====== Records

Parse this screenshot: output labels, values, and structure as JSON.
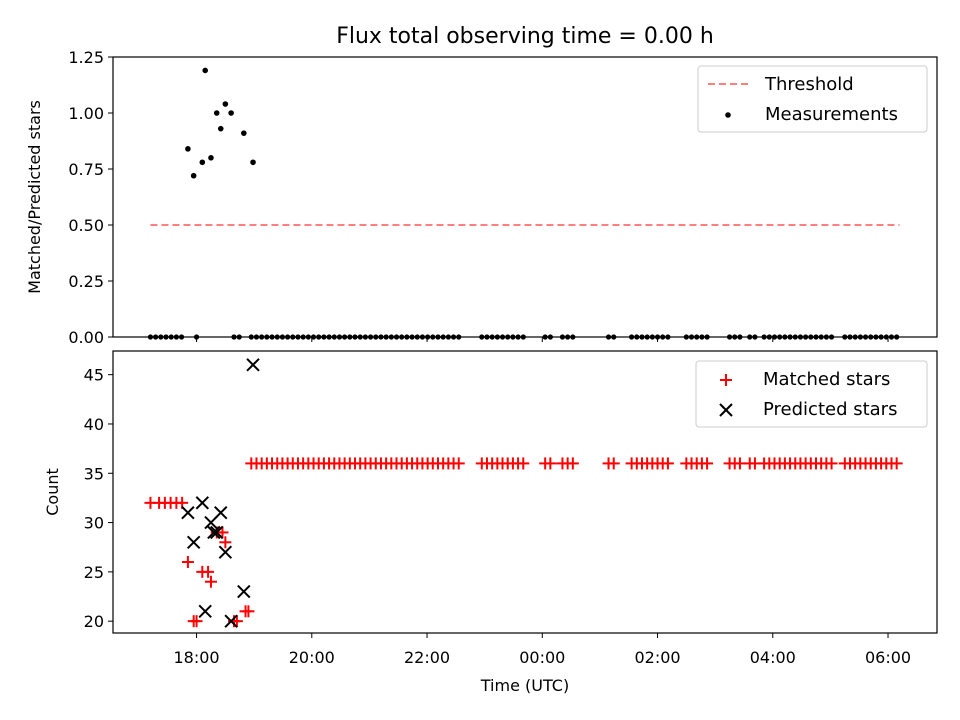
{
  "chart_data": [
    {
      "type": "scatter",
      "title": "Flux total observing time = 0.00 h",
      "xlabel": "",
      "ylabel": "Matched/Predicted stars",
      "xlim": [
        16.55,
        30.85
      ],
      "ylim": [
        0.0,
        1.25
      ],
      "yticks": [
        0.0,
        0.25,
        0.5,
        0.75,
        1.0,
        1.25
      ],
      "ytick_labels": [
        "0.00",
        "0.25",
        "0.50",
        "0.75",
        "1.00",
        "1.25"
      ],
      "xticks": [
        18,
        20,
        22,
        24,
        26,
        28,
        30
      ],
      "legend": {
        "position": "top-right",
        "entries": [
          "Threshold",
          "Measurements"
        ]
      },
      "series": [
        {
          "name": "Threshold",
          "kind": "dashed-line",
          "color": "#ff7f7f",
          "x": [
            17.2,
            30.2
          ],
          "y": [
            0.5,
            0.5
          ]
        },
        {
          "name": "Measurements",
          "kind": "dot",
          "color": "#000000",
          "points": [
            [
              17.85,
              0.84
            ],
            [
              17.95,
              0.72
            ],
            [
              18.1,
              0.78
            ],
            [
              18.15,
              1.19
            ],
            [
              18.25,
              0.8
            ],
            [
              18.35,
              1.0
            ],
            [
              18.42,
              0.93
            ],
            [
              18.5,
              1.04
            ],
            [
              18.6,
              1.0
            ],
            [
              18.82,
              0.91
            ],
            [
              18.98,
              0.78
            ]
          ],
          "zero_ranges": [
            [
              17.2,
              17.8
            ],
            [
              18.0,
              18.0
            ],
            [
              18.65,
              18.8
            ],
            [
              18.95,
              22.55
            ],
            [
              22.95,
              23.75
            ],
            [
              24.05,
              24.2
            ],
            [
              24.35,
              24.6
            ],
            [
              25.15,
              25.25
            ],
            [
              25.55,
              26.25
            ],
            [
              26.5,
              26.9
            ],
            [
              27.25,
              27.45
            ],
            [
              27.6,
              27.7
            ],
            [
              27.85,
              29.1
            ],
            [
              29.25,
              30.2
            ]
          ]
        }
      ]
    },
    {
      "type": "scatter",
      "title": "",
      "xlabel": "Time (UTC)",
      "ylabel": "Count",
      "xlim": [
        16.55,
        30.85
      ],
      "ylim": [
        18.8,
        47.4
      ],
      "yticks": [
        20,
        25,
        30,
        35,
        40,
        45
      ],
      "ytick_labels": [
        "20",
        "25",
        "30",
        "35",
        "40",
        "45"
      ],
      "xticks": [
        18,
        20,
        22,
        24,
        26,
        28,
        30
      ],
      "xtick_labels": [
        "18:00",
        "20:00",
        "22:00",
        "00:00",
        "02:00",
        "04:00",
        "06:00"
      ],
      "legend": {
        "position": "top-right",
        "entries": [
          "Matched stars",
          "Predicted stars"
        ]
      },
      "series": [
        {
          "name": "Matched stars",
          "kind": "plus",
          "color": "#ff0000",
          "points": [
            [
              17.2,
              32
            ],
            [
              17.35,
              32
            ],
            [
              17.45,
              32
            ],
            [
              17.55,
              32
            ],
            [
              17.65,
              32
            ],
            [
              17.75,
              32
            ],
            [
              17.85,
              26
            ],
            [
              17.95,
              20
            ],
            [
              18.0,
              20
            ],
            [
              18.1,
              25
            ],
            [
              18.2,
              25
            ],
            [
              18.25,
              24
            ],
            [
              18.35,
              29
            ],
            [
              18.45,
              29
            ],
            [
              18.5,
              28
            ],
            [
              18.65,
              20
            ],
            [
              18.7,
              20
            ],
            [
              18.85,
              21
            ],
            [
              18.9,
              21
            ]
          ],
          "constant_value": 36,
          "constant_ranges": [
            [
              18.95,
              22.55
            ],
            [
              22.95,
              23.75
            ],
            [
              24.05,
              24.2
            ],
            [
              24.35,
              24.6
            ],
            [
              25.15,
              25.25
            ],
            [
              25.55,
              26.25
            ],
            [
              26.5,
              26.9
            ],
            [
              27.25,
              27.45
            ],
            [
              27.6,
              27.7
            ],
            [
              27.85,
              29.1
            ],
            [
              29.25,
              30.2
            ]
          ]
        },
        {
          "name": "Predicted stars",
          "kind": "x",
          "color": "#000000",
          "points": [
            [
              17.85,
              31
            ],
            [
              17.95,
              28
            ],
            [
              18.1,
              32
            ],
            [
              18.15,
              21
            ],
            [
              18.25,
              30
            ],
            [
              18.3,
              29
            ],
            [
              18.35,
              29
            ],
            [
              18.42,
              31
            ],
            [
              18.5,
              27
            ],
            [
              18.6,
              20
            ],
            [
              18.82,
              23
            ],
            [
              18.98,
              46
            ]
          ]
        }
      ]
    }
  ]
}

============

- [What is being asked]: Write the entries above out in full, exactly, with no images.

- [Written solution]:
Parse this screenshot: output labels, values, and structure as JSON.
{
  "chart_data": [
    {
      "type": "scatter",
      "title": "Flux total observing time = 0.00 h",
      "xlabel": "",
      "ylabel": "Matched/Predicted stars",
      "xlim": [
        16.55,
        30.85
      ],
      "ylim": [
        0.0,
        1.25
      ],
      "yticks": [
        0.0,
        0.25,
        0.5,
        0.75,
        1.0,
        1.25
      ],
      "ytick_labels": [
        "0.00",
        "0.25",
        "0.50",
        "0.75",
        "1.00",
        "1.25"
      ],
      "xticks": [
        18,
        20,
        22,
        24,
        26,
        28,
        30
      ],
      "legend": {
        "position": "top-right",
        "entries": [
          "Threshold",
          "Measurements"
        ]
      },
      "series": [
        {
          "name": "Threshold",
          "kind": "dashed-line",
          "color": "#ff7f7f",
          "x": [
            17.2,
            30.2
          ],
          "y": [
            0.5,
            0.5
          ]
        },
        {
          "name": "Measurements",
          "kind": "dot",
          "color": "#000000",
          "points": [
            [
              17.85,
              0.84
            ],
            [
              17.95,
              0.72
            ],
            [
              18.1,
              0.78
            ],
            [
              18.15,
              1.19
            ],
            [
              18.25,
              0.8
            ],
            [
              18.35,
              1.0
            ],
            [
              18.42,
              0.93
            ],
            [
              18.5,
              1.04
            ],
            [
              18.6,
              1.0
            ],
            [
              18.82,
              0.91
            ],
            [
              18.98,
              0.78
            ]
          ],
          "zero_ranges": [
            [
              17.2,
              17.8
            ],
            [
              18.0,
              18.0
            ],
            [
              18.65,
              18.8
            ],
            [
              18.95,
              22.55
            ],
            [
              22.95,
              23.75
            ],
            [
              24.05,
              24.2
            ],
            [
              24.35,
              24.6
            ],
            [
              25.15,
              25.25
            ],
            [
              25.55,
              26.25
            ],
            [
              26.5,
              26.9
            ],
            [
              27.25,
              27.45
            ],
            [
              27.6,
              27.7
            ],
            [
              27.85,
              29.1
            ],
            [
              29.25,
              30.2
            ]
          ]
        }
      ]
    },
    {
      "type": "scatter",
      "title": "",
      "xlabel": "Time (UTC)",
      "ylabel": "Count",
      "xlim": [
        16.55,
        30.85
      ],
      "ylim": [
        18.8,
        47.4
      ],
      "yticks": [
        20,
        25,
        30,
        35,
        40,
        45
      ],
      "ytick_labels": [
        "20",
        "25",
        "30",
        "35",
        "40",
        "45"
      ],
      "xticks": [
        18,
        20,
        22,
        24,
        26,
        28,
        30
      ],
      "xtick_labels": [
        "18:00",
        "20:00",
        "22:00",
        "00:00",
        "02:00",
        "04:00",
        "06:00"
      ],
      "legend": {
        "position": "top-right",
        "entries": [
          "Matched stars",
          "Predicted stars"
        ]
      },
      "series": [
        {
          "name": "Matched stars",
          "kind": "plus",
          "color": "#ff0000",
          "points": [
            [
              17.2,
              32
            ],
            [
              17.35,
              32
            ],
            [
              17.45,
              32
            ],
            [
              17.55,
              32
            ],
            [
              17.65,
              32
            ],
            [
              17.75,
              32
            ],
            [
              17.85,
              26
            ],
            [
              17.95,
              20
            ],
            [
              18.0,
              20
            ],
            [
              18.1,
              25
            ],
            [
              18.2,
              25
            ],
            [
              18.25,
              24
            ],
            [
              18.35,
              29
            ],
            [
              18.45,
              29
            ],
            [
              18.5,
              28
            ],
            [
              18.65,
              20
            ],
            [
              18.7,
              20
            ],
            [
              18.85,
              21
            ],
            [
              18.9,
              21
            ]
          ],
          "constant_value": 36,
          "constant_ranges": [
            [
              18.95,
              22.55
            ],
            [
              22.95,
              23.75
            ],
            [
              24.05,
              24.2
            ],
            [
              24.35,
              24.6
            ],
            [
              25.15,
              25.25
            ],
            [
              25.55,
              26.25
            ],
            [
              26.5,
              26.9
            ],
            [
              27.25,
              27.45
            ],
            [
              27.6,
              27.7
            ],
            [
              27.85,
              29.1
            ],
            [
              29.25,
              30.2
            ]
          ]
        },
        {
          "name": "Predicted stars",
          "kind": "x",
          "color": "#000000",
          "points": [
            [
              17.85,
              31
            ],
            [
              17.95,
              28
            ],
            [
              18.1,
              32
            ],
            [
              18.15,
              21
            ],
            [
              18.25,
              30
            ],
            [
              18.3,
              29
            ],
            [
              18.35,
              29
            ],
            [
              18.42,
              31
            ],
            [
              18.5,
              27
            ],
            [
              18.6,
              20
            ],
            [
              18.82,
              23
            ],
            [
              18.98,
              46
            ]
          ]
        }
      ]
    }
  ]
}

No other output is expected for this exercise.